■ **Input material**:
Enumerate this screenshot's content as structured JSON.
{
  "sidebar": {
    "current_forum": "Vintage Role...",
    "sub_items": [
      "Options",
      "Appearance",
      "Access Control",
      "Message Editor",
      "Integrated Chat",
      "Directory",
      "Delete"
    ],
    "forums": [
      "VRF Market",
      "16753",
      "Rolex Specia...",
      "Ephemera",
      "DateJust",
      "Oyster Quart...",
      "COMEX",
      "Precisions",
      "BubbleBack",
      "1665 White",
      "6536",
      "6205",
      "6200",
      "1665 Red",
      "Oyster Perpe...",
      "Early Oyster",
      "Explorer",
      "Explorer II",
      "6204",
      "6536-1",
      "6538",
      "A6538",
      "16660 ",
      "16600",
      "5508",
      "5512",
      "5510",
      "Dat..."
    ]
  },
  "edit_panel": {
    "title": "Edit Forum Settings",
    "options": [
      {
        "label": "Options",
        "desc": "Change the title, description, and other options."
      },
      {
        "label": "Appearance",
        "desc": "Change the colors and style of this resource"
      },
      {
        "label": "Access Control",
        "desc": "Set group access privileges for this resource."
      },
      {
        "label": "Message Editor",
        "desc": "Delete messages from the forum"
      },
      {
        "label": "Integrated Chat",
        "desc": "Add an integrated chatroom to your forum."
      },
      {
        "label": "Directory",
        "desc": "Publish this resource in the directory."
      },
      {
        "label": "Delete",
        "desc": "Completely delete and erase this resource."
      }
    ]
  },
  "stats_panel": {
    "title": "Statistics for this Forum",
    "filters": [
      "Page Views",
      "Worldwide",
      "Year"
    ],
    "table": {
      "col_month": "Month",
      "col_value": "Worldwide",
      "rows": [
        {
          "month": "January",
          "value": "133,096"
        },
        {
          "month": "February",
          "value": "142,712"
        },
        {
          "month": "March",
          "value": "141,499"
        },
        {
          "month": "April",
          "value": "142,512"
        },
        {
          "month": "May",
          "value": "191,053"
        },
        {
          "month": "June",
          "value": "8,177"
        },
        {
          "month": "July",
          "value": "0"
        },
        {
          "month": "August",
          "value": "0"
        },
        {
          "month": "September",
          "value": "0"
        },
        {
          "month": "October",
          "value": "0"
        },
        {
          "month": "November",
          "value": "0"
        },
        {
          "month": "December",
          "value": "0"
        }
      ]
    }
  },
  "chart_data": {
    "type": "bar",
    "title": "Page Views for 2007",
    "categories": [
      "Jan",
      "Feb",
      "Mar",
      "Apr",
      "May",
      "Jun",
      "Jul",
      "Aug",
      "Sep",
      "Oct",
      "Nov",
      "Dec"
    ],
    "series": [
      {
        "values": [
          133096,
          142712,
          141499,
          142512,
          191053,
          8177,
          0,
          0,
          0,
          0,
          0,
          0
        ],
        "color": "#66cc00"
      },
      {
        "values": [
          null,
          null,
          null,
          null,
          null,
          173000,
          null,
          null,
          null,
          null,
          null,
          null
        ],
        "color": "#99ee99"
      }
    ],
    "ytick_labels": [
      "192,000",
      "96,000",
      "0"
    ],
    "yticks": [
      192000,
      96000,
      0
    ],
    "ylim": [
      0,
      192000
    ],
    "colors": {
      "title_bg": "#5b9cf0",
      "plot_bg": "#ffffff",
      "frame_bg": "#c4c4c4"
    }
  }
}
==
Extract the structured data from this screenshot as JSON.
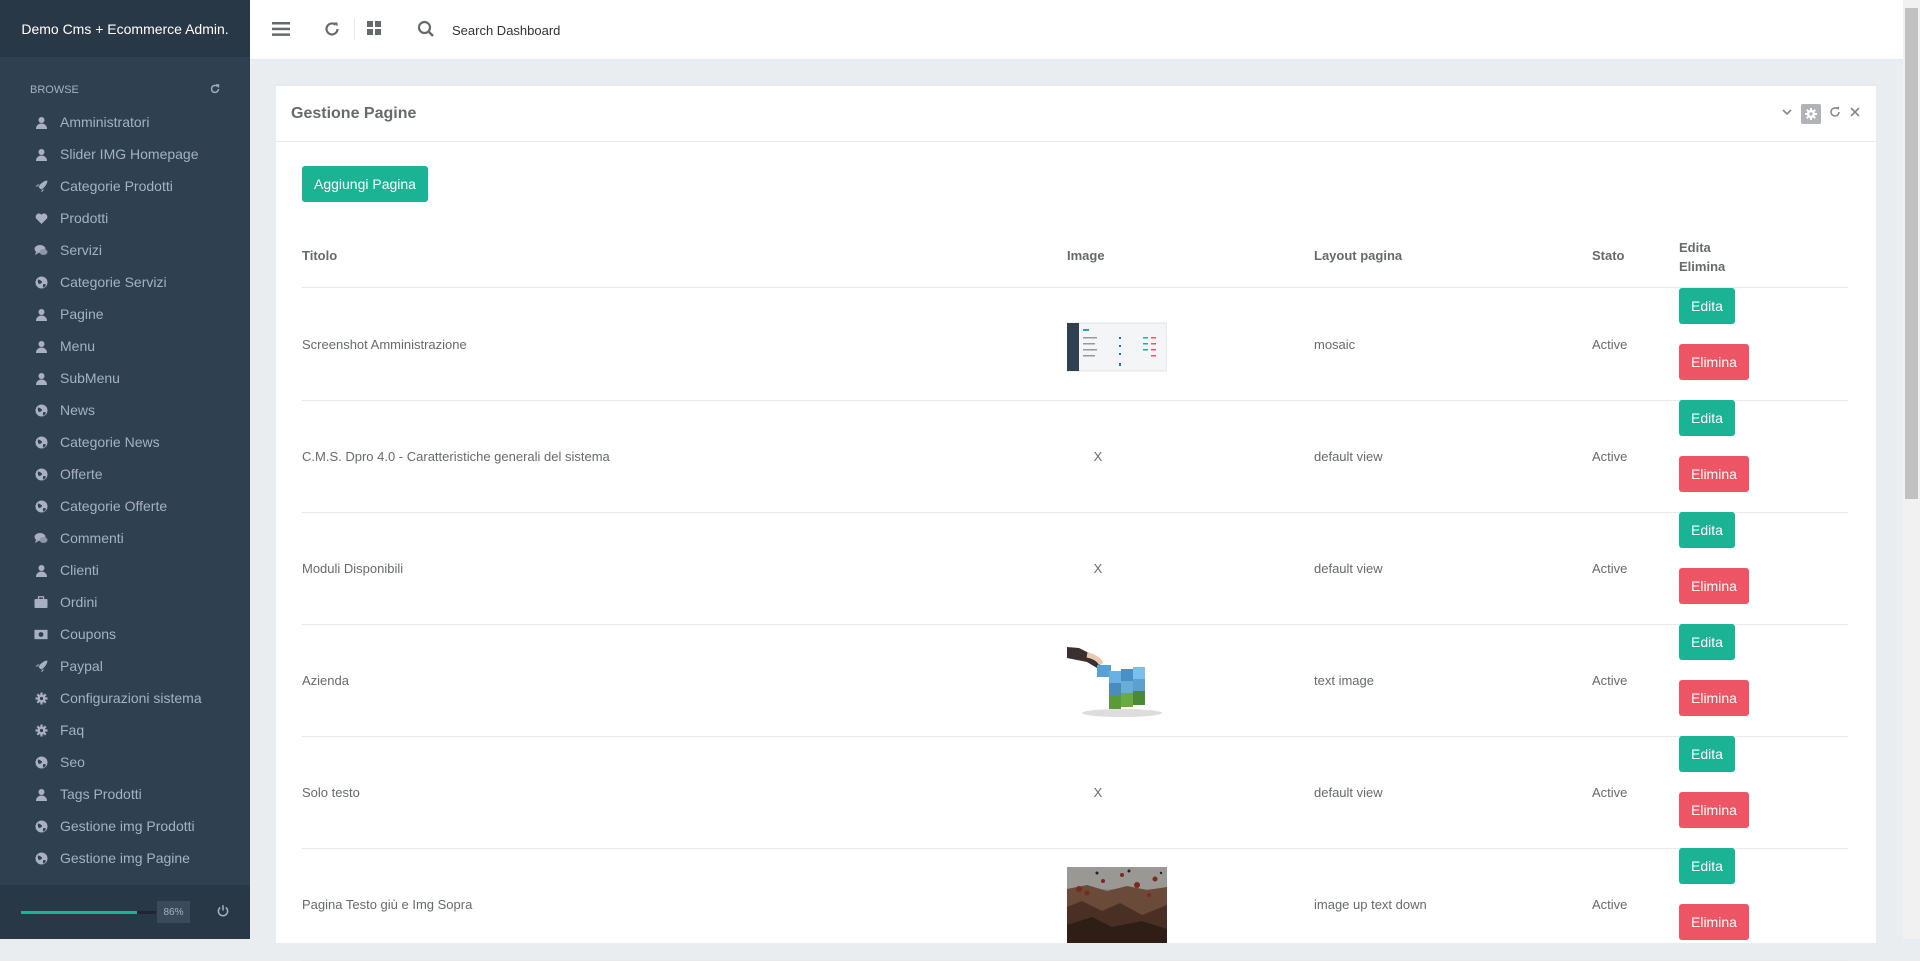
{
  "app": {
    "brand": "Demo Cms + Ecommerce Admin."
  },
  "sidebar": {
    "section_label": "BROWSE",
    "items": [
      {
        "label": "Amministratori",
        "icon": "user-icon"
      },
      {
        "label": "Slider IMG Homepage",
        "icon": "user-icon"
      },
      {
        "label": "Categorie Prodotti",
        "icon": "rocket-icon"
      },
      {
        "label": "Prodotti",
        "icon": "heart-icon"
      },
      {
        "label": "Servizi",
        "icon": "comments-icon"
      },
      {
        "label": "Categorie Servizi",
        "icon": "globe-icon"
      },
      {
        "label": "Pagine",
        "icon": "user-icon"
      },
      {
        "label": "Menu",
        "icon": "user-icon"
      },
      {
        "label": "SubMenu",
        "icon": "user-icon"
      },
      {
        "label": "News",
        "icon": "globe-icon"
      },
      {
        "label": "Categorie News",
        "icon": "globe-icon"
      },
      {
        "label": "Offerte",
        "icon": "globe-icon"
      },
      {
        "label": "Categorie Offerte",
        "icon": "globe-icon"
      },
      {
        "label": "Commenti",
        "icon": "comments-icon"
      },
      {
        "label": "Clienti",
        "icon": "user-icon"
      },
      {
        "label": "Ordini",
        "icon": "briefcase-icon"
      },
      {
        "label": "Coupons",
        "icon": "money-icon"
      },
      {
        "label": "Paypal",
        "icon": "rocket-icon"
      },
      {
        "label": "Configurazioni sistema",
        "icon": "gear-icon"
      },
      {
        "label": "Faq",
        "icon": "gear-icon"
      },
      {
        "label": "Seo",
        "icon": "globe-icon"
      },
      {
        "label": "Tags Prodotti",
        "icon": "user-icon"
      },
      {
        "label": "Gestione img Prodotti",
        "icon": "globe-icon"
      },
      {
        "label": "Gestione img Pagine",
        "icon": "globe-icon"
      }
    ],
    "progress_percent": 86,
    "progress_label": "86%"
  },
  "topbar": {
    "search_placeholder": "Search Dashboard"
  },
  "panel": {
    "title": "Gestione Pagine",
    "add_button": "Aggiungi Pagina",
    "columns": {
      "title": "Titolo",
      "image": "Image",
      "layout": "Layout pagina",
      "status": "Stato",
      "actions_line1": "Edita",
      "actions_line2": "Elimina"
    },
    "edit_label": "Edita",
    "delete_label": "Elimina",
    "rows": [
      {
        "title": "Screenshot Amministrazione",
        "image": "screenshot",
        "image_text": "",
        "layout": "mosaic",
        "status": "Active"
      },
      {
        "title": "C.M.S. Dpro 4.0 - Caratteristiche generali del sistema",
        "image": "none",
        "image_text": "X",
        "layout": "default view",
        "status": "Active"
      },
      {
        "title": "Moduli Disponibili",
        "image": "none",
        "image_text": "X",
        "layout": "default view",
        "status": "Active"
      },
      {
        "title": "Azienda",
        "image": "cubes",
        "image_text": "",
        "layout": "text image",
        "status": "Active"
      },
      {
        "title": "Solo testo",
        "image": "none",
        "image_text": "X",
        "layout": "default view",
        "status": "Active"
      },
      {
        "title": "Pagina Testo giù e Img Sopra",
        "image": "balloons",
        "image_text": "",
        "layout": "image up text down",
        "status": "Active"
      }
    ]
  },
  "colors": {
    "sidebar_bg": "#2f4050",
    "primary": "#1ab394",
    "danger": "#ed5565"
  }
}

■ **The request**:
Copy out every line that includes the word "Servizi".

■ **Output below**:
        "label": "Servizi",
        "label": "Categorie Servizi",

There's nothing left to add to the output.